-- Start of Exercise data --

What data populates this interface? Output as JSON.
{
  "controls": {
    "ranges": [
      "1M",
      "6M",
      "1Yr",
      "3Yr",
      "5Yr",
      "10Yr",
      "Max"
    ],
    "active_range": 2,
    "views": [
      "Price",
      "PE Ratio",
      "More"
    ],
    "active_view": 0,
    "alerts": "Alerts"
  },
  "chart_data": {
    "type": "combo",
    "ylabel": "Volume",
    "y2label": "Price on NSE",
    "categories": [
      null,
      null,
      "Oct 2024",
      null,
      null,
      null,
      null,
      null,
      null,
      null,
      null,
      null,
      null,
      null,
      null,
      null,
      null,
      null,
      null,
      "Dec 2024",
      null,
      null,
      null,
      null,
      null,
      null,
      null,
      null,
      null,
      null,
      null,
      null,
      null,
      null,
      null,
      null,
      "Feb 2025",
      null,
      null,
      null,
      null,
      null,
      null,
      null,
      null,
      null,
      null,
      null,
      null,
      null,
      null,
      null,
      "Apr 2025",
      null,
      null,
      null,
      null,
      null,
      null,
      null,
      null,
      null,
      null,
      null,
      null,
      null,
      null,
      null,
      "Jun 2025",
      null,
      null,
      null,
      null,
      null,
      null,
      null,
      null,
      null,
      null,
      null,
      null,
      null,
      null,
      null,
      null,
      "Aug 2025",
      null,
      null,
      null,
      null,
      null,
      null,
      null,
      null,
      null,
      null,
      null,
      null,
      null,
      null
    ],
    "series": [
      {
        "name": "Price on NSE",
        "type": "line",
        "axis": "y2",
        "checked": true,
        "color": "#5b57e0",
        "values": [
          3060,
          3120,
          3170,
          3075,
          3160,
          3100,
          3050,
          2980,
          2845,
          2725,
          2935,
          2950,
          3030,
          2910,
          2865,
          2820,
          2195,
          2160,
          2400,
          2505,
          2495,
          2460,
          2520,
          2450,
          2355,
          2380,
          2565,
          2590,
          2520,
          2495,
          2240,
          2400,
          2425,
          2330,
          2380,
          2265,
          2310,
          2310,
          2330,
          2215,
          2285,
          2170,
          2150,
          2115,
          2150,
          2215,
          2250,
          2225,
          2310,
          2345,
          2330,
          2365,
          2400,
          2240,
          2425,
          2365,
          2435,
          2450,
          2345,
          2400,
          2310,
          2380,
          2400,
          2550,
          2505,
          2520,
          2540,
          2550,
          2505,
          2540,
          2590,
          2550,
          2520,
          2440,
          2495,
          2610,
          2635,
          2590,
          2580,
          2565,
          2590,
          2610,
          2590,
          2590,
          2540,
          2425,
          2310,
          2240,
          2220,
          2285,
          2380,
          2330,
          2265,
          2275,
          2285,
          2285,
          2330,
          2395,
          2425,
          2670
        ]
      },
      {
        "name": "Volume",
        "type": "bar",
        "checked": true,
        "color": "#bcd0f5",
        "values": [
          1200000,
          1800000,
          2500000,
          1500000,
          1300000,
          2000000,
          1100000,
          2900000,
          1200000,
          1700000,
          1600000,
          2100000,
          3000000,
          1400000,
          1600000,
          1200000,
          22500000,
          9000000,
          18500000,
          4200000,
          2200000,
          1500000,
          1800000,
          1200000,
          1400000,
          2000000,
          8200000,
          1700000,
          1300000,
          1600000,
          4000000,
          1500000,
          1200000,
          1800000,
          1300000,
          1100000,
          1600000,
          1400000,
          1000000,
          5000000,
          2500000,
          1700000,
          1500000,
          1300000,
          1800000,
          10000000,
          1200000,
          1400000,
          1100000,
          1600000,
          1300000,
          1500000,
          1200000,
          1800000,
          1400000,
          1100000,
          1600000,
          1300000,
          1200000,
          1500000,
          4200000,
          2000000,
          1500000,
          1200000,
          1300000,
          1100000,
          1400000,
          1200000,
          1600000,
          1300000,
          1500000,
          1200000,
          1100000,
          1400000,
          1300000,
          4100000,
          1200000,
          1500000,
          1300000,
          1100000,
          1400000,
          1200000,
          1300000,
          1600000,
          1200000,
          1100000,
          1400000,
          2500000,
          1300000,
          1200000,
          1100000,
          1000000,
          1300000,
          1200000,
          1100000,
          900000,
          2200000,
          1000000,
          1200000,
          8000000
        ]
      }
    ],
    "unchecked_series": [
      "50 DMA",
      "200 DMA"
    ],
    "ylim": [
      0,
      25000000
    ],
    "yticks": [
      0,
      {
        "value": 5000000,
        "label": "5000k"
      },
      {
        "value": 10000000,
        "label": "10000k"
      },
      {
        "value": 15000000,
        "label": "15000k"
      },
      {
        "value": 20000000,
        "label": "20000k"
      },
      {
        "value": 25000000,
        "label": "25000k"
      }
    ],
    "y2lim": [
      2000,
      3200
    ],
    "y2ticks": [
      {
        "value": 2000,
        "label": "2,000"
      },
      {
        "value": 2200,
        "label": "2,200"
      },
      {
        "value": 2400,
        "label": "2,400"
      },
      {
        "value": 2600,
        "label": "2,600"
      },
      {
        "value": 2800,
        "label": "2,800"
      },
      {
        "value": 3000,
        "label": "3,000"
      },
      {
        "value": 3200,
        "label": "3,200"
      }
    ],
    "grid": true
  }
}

-- End of Exercise data --

Problem description — Copy each record from above without leaving any out.

Final result —
What data populates this interface? Output as JSON.
{
  "controls": {
    "ranges": [
      "1M",
      "6M",
      "1Yr",
      "3Yr",
      "5Yr",
      "10Yr",
      "Max"
    ],
    "active_range": 2,
    "views": [
      "Price",
      "PE Ratio",
      "More"
    ],
    "active_view": 0,
    "alerts": "Alerts"
  },
  "chart_data": {
    "type": "combo",
    "ylabel": "Volume",
    "y2label": "Price on NSE",
    "categories": [
      null,
      null,
      "Oct 2024",
      null,
      null,
      null,
      null,
      null,
      null,
      null,
      null,
      null,
      null,
      null,
      null,
      null,
      null,
      null,
      null,
      "Dec 2024",
      null,
      null,
      null,
      null,
      null,
      null,
      null,
      null,
      null,
      null,
      null,
      null,
      null,
      null,
      null,
      null,
      "Feb 2025",
      null,
      null,
      null,
      null,
      null,
      null,
      null,
      null,
      null,
      null,
      null,
      null,
      null,
      null,
      null,
      "Apr 2025",
      null,
      null,
      null,
      null,
      null,
      null,
      null,
      null,
      null,
      null,
      null,
      null,
      null,
      null,
      null,
      "Jun 2025",
      null,
      null,
      null,
      null,
      null,
      null,
      null,
      null,
      null,
      null,
      null,
      null,
      null,
      null,
      null,
      null,
      "Aug 2025",
      null,
      null,
      null,
      null,
      null,
      null,
      null,
      null,
      null,
      null,
      null,
      null,
      null,
      null
    ],
    "series": [
      {
        "name": "Price on NSE",
        "type": "line",
        "axis": "y2",
        "checked": true,
        "color": "#5b57e0",
        "values": [
          3060,
          3120,
          3170,
          3075,
          3160,
          3100,
          3050,
          2980,
          2845,
          2725,
          2935,
          2950,
          3030,
          2910,
          2865,
          2820,
          2195,
          2160,
          2400,
          2505,
          2495,
          2460,
          2520,
          2450,
          2355,
          2380,
          2565,
          2590,
          2520,
          2495,
          2240,
          2400,
          2425,
          2330,
          2380,
          2265,
          2310,
          2310,
          2330,
          2215,
          2285,
          2170,
          2150,
          2115,
          2150,
          2215,
          2250,
          2225,
          2310,
          2345,
          2330,
          2365,
          2400,
          2240,
          2425,
          2365,
          2435,
          2450,
          2345,
          2400,
          2310,
          2380,
          2400,
          2550,
          2505,
          2520,
          2540,
          2550,
          2505,
          2540,
          2590,
          2550,
          2520,
          2440,
          2495,
          2610,
          2635,
          2590,
          2580,
          2565,
          2590,
          2610,
          2590,
          2590,
          2540,
          2425,
          2310,
          2240,
          2220,
          2285,
          2380,
          2330,
          2265,
          2275,
          2285,
          2285,
          2330,
          2395,
          2425,
          2670
        ]
      },
      {
        "name": "Volume",
        "type": "bar",
        "checked": true,
        "color": "#bcd0f5",
        "values": [
          1200000,
          1800000,
          2500000,
          1500000,
          1300000,
          2000000,
          1100000,
          2900000,
          1200000,
          1700000,
          1600000,
          2100000,
          3000000,
          1400000,
          1600000,
          1200000,
          22500000,
          9000000,
          18500000,
          4200000,
          2200000,
          1500000,
          1800000,
          1200000,
          1400000,
          2000000,
          8200000,
          1700000,
          1300000,
          1600000,
          4000000,
          1500000,
          1200000,
          1800000,
          1300000,
          1100000,
          1600000,
          1400000,
          1000000,
          5000000,
          2500000,
          1700000,
          1500000,
          1300000,
          1800000,
          10000000,
          1200000,
          1400000,
          1100000,
          1600000,
          1300000,
          1500000,
          1200000,
          1800000,
          1400000,
          1100000,
          1600000,
          1300000,
          1200000,
          1500000,
          4200000,
          2000000,
          1500000,
          1200000,
          1300000,
          1100000,
          1400000,
          1200000,
          1600000,
          1300000,
          1500000,
          1200000,
          1100000,
          1400000,
          1300000,
          4100000,
          1200000,
          1500000,
          1300000,
          1100000,
          1400000,
          1200000,
          1300000,
          1600000,
          1200000,
          1100000,
          1400000,
          2500000,
          1300000,
          1200000,
          1100000,
          1000000,
          1300000,
          1200000,
          1100000,
          900000,
          2200000,
          1000000,
          1200000,
          8000000
        ]
      }
    ],
    "unchecked_series": [
      "50 DMA",
      "200 DMA"
    ],
    "ylim": [
      0,
      25000000
    ],
    "yticks": [
      0,
      {
        "value": 5000000,
        "label": "5000k"
      },
      {
        "value": 10000000,
        "label": "10000k"
      },
      {
        "value": 15000000,
        "label": "15000k"
      },
      {
        "value": 20000000,
        "label": "20000k"
      },
      {
        "value": 25000000,
        "label": "25000k"
      }
    ],
    "y2lim": [
      2000,
      3200
    ],
    "y2ticks": [
      {
        "value": 2000,
        "label": "2,000"
      },
      {
        "value": 2200,
        "label": "2,200"
      },
      {
        "value": 2400,
        "label": "2,400"
      },
      {
        "value": 2600,
        "label": "2,600"
      },
      {
        "value": 2800,
        "label": "2,800"
      },
      {
        "value": 3000,
        "label": "3,000"
      },
      {
        "value": 3200,
        "label": "3,200"
      }
    ],
    "grid": true
  }
}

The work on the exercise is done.